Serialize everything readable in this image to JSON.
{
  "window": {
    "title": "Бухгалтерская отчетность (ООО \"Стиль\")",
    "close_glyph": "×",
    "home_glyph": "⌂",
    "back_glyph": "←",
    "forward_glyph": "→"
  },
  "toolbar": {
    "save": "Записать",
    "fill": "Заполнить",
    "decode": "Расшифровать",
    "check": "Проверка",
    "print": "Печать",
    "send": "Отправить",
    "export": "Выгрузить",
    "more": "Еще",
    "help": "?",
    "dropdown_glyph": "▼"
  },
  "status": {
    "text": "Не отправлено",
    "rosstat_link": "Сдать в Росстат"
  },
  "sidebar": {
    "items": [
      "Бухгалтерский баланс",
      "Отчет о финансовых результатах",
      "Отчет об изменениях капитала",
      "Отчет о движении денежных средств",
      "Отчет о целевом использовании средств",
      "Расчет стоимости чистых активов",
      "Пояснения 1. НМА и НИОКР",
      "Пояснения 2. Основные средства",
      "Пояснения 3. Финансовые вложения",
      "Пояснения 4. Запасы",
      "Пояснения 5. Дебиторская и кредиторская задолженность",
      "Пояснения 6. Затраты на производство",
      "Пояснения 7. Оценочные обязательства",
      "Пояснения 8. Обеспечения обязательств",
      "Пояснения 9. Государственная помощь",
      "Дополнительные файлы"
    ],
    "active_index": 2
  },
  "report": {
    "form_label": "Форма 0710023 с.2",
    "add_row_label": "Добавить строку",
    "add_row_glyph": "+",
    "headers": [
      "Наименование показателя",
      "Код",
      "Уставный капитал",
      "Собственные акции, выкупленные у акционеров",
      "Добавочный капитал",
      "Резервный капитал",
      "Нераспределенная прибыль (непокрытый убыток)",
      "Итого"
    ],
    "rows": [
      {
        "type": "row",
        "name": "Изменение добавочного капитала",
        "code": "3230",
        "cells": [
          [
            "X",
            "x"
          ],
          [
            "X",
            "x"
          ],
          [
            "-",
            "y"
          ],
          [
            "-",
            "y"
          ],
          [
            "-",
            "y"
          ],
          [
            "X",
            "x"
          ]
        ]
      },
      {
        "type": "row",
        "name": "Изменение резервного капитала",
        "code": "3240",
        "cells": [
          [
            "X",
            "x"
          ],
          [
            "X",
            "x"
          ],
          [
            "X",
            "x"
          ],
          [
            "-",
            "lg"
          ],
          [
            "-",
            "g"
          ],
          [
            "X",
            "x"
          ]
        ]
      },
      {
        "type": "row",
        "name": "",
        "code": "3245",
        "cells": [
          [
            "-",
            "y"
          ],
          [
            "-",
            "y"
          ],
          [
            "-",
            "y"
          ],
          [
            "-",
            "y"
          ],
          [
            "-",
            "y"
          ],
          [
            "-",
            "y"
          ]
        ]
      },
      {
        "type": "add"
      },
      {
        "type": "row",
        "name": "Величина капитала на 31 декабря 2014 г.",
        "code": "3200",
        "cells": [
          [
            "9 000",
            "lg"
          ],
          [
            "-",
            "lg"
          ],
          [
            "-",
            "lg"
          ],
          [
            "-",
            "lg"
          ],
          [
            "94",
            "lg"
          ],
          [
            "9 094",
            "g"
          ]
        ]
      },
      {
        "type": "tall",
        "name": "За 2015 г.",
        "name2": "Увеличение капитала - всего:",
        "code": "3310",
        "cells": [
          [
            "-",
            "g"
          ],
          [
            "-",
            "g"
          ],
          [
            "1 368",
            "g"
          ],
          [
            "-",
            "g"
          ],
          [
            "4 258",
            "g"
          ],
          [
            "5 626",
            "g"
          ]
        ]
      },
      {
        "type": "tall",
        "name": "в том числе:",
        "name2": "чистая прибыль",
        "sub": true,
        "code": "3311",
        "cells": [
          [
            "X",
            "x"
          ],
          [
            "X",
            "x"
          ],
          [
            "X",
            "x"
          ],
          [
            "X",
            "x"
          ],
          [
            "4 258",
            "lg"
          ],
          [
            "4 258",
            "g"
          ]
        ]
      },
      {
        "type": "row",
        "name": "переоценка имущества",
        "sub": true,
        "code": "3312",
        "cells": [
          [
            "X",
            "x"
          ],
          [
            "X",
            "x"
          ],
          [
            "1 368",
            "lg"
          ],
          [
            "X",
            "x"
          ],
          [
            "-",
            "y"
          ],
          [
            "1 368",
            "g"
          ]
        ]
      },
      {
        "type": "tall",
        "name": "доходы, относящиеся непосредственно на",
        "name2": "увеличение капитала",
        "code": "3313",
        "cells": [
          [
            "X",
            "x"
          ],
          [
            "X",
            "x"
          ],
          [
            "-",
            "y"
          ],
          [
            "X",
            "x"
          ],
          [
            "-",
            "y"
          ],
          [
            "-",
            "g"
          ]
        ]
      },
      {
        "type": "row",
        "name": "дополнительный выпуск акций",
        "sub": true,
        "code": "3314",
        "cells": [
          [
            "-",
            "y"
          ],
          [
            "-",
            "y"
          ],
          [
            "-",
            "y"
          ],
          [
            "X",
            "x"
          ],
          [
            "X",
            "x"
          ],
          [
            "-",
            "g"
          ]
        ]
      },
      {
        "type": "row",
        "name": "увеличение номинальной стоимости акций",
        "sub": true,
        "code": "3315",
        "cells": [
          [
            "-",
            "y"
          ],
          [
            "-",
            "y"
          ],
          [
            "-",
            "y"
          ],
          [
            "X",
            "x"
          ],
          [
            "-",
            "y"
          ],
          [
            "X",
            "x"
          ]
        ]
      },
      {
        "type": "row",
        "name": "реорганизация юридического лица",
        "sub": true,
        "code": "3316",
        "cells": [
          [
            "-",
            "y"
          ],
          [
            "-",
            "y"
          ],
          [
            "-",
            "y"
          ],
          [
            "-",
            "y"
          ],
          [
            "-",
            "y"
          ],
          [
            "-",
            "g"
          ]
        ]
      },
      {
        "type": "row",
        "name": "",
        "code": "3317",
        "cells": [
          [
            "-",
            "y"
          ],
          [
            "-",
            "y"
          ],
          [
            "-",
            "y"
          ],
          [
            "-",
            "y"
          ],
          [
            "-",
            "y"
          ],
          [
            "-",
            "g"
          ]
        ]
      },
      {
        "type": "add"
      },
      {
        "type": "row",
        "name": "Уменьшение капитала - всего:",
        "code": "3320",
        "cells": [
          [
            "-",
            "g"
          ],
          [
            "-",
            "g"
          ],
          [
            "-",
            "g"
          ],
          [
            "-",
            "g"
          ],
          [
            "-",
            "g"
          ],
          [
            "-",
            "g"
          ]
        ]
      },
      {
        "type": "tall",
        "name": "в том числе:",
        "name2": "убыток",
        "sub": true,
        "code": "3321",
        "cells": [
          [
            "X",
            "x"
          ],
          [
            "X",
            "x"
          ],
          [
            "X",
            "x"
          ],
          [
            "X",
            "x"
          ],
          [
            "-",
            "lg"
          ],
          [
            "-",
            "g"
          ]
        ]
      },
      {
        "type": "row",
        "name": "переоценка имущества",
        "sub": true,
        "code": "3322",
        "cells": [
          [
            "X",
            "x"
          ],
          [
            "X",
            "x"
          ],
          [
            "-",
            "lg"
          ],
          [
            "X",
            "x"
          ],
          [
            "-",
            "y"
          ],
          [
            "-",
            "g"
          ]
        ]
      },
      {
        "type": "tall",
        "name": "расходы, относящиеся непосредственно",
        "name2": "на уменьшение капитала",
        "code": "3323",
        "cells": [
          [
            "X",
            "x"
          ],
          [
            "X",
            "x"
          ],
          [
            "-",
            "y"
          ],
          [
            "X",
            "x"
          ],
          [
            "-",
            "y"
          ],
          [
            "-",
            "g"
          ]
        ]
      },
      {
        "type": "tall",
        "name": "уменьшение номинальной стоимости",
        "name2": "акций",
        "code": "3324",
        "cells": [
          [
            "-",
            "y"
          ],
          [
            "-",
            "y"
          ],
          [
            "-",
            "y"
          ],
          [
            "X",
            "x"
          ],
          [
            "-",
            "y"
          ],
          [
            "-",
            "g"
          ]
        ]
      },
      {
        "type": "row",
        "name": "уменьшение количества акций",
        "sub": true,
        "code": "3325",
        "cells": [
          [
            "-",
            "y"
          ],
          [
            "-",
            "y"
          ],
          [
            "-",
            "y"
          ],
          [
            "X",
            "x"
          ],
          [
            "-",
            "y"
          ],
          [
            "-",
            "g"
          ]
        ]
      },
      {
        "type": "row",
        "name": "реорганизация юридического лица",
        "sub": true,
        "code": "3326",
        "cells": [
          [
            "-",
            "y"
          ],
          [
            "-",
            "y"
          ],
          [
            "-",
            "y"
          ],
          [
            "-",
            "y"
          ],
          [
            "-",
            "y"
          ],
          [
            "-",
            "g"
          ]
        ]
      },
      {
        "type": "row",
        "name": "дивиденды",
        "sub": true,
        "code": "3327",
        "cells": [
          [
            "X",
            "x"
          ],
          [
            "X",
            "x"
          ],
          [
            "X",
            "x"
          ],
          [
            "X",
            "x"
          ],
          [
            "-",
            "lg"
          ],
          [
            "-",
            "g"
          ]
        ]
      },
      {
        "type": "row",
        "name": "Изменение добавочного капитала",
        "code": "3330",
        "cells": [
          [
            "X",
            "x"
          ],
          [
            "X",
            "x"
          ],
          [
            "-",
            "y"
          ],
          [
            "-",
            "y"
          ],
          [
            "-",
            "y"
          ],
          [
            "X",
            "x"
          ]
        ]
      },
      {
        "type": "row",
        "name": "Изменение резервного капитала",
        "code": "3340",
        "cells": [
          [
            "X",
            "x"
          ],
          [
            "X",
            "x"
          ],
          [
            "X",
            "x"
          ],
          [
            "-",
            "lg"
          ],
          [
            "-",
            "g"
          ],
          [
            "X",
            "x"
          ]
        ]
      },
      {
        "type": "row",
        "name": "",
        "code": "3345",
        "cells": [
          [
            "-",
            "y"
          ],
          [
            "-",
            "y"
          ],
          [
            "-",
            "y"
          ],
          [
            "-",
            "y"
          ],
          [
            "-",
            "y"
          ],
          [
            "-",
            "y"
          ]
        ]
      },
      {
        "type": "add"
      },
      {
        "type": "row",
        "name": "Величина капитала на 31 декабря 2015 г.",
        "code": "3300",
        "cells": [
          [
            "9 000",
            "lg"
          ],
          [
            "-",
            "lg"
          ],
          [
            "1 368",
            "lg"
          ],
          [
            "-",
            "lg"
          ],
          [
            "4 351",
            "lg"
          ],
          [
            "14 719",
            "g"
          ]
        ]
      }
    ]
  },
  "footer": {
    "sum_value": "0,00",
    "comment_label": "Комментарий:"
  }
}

- **SET TASK**
Return every line holding the word "Пояснения" from the records.

- **SOLUTION TO THIS EXERCISE**
      "Пояснения 1. НМА и НИОКР",
      "Пояснения 2. Основные средства",
      "Пояснения 3. Финансовые вложения",
      "Пояснения 4. Запасы",
      "Пояснения 5. Дебиторская и кредиторская задолженность",
      "Пояснения 6. Затраты на производство",
      "Пояснения 7. Оценочные обязательства",
      "Пояснения 8. Обеспечения обязательств",
      "Пояснения 9. Государственная помощь",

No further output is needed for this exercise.